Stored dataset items
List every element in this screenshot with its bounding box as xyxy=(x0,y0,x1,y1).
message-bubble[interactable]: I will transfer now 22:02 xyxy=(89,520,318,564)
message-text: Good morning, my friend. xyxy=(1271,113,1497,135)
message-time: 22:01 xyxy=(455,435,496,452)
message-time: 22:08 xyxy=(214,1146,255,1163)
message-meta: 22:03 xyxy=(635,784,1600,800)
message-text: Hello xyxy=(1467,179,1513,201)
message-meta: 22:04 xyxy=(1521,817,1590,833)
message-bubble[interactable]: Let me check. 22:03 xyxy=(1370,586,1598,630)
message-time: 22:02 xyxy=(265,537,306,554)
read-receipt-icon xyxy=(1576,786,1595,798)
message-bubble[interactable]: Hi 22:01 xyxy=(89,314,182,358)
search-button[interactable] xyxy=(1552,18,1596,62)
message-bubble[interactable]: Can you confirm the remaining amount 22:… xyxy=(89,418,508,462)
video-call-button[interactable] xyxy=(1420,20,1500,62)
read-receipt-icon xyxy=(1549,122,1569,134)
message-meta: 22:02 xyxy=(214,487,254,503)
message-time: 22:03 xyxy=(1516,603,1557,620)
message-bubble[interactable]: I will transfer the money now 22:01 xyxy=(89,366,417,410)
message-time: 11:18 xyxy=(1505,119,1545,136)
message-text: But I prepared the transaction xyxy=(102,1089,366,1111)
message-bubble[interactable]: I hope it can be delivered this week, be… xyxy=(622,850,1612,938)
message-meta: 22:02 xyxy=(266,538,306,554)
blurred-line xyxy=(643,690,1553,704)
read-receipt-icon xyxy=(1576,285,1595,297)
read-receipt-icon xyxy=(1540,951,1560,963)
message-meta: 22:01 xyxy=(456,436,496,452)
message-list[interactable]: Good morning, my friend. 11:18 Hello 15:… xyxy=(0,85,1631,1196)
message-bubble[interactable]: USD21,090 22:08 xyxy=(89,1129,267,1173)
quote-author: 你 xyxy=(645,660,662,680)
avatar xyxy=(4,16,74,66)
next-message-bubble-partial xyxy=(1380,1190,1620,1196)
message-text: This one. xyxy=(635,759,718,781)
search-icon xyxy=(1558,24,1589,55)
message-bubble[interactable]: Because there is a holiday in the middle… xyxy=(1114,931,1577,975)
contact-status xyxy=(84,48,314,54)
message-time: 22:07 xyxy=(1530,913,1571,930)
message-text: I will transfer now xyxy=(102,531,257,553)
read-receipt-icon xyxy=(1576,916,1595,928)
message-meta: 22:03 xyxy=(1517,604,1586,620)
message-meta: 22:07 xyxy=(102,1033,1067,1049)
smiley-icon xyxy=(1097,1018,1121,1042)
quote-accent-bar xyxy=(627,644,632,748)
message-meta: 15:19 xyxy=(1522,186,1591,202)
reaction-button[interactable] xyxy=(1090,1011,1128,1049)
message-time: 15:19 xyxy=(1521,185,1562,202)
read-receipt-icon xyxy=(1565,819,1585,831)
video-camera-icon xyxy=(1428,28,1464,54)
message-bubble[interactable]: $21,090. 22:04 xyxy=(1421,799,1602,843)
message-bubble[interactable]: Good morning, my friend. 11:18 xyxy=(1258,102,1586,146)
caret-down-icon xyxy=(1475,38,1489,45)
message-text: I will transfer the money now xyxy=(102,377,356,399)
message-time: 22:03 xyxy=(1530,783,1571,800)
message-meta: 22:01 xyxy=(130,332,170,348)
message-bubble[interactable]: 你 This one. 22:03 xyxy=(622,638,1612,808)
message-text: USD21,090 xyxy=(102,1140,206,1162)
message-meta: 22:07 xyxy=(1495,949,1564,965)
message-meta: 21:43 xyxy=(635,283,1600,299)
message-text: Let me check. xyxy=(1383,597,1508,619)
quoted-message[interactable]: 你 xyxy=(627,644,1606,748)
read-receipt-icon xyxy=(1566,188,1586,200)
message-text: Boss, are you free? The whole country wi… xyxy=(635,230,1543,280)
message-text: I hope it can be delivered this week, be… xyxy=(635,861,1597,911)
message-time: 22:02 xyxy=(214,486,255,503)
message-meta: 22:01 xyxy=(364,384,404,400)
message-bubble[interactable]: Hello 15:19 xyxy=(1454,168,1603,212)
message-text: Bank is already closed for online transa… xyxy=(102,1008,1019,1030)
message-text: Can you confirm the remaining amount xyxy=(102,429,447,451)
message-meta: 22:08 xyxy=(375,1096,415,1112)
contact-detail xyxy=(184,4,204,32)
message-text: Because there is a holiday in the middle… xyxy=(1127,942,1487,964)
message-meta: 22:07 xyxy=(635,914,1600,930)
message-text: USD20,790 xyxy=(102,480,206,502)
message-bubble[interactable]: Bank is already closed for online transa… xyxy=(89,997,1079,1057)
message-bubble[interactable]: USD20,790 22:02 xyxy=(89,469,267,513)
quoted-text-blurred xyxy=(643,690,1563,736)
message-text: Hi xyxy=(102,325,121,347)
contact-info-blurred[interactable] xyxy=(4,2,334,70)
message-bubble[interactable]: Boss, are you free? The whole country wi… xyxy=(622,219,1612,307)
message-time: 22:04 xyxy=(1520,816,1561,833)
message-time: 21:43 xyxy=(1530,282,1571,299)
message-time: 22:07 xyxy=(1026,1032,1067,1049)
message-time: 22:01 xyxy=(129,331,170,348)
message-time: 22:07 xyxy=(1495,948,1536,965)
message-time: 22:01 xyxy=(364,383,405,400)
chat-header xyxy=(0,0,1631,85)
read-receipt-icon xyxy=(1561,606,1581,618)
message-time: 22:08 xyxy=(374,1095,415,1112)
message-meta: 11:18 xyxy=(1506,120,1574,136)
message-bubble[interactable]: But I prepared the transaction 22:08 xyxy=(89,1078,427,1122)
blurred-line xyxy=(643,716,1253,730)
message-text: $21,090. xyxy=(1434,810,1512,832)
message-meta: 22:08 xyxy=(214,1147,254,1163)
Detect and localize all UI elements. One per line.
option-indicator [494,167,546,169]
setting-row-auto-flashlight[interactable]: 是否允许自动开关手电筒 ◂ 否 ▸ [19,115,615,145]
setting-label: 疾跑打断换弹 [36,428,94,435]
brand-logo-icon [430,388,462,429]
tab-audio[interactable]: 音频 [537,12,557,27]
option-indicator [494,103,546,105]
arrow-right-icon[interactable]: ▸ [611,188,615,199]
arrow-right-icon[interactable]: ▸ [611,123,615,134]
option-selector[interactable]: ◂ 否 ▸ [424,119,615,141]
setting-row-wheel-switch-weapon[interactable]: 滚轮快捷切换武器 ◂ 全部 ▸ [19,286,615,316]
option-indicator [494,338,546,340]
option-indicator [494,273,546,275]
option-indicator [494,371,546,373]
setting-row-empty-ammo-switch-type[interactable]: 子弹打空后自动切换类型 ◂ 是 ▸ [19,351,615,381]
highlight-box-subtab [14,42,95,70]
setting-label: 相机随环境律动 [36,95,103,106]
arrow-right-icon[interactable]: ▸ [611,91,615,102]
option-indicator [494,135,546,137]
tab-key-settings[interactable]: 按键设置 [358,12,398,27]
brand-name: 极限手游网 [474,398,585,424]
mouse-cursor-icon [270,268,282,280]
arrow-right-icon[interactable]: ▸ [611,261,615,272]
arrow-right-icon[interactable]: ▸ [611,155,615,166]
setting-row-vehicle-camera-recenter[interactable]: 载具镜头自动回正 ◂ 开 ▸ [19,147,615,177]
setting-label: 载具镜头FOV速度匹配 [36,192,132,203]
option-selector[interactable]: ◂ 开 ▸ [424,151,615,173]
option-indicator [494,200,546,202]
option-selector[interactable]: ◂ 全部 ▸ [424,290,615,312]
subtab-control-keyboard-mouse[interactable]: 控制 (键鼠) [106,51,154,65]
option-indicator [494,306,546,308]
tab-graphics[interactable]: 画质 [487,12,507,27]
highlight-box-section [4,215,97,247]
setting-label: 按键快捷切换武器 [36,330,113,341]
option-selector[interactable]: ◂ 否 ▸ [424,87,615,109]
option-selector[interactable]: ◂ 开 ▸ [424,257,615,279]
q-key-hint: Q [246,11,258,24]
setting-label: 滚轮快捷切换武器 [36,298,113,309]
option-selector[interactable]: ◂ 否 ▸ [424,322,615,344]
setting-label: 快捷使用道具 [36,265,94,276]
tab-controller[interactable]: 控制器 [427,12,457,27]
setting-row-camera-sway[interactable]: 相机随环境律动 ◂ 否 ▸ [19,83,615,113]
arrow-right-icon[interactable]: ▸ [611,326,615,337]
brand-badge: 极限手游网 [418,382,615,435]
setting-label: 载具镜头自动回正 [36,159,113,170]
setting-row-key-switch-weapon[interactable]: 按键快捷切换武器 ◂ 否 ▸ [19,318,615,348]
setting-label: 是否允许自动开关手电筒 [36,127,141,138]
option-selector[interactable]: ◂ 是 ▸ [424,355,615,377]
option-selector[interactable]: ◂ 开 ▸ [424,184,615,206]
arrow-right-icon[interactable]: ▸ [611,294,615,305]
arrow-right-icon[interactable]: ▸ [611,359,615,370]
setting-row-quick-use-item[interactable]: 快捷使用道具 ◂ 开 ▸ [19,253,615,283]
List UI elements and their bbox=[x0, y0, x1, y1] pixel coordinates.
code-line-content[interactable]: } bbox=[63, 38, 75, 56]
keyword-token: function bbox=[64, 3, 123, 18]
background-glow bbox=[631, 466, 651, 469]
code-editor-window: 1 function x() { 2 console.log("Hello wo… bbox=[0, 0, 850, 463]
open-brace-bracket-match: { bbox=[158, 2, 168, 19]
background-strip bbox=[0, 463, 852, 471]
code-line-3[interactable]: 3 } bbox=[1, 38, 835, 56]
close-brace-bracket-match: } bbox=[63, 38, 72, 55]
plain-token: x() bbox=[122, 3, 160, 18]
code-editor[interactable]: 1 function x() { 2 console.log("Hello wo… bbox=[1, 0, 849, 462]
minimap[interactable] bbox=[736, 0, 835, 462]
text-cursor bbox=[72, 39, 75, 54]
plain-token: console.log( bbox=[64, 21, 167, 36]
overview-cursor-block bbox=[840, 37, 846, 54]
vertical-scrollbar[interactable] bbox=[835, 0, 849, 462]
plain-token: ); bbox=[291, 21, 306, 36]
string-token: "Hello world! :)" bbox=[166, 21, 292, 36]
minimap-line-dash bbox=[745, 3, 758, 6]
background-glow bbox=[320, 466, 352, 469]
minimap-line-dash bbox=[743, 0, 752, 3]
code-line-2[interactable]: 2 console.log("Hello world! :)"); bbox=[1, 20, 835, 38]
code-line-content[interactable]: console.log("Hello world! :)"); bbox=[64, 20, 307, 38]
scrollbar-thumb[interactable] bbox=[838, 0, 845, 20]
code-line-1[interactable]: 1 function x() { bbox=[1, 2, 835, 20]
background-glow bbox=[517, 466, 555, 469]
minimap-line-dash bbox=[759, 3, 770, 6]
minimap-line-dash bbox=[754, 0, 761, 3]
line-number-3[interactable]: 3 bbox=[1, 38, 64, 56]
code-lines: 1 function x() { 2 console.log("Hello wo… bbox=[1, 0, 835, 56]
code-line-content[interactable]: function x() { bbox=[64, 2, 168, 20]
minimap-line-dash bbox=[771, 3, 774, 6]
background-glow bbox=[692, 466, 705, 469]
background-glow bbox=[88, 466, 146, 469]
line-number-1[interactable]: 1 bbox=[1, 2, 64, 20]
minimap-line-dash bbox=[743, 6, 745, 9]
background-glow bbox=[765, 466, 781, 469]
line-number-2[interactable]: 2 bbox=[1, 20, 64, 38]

◆ Goal ◆
Rewrite the items from the start through the line that contains "message-meta: 22:01 xyxy=(456,436,496,452)", inclusive, replacing every "message-bubble" with "chat-bubble" and changing nothing else. Give only those lines.

◆ Expected answer ◆
List every element in this screenshot with its bounding box as xyxy=(x0,y0,x1,y1).
chat-bubble[interactable]: I will transfer now 22:02 xyxy=(89,520,318,564)
message-text: Good morning, my friend. xyxy=(1271,113,1497,135)
message-time: 22:01 xyxy=(455,435,496,452)
message-time: 22:08 xyxy=(214,1146,255,1163)
message-meta: 22:03 xyxy=(635,784,1600,800)
message-text: Hello xyxy=(1467,179,1513,201)
message-meta: 22:04 xyxy=(1521,817,1590,833)
chat-bubble[interactable]: Let me check. 22:03 xyxy=(1370,586,1598,630)
message-time: 22:02 xyxy=(265,537,306,554)
read-receipt-icon xyxy=(1576,786,1595,798)
chat-bubble[interactable]: Hi 22:01 xyxy=(89,314,182,358)
search-button[interactable] xyxy=(1552,18,1596,62)
chat-bubble[interactable]: Can you confirm the remaining amount 22:… xyxy=(89,418,508,462)
video-call-button[interactable] xyxy=(1420,20,1500,62)
read-receipt-icon xyxy=(1549,122,1569,134)
message-meta: 22:02 xyxy=(214,487,254,503)
message-time: 22:03 xyxy=(1516,603,1557,620)
chat-bubble[interactable]: I will transfer the money now 22:01 xyxy=(89,366,417,410)
message-time: 11:18 xyxy=(1505,119,1545,136)
message-text: But I prepared the transaction xyxy=(102,1089,366,1111)
chat-bubble[interactable]: I hope it can be delivered this week, be… xyxy=(622,850,1612,938)
message-meta: 22:02 xyxy=(266,538,306,554)
blurred-line xyxy=(643,690,1553,704)
read-receipt-icon xyxy=(1576,285,1595,297)
read-receipt-icon xyxy=(1540,951,1560,963)
message-meta: 22:01 xyxy=(456,436,496,452)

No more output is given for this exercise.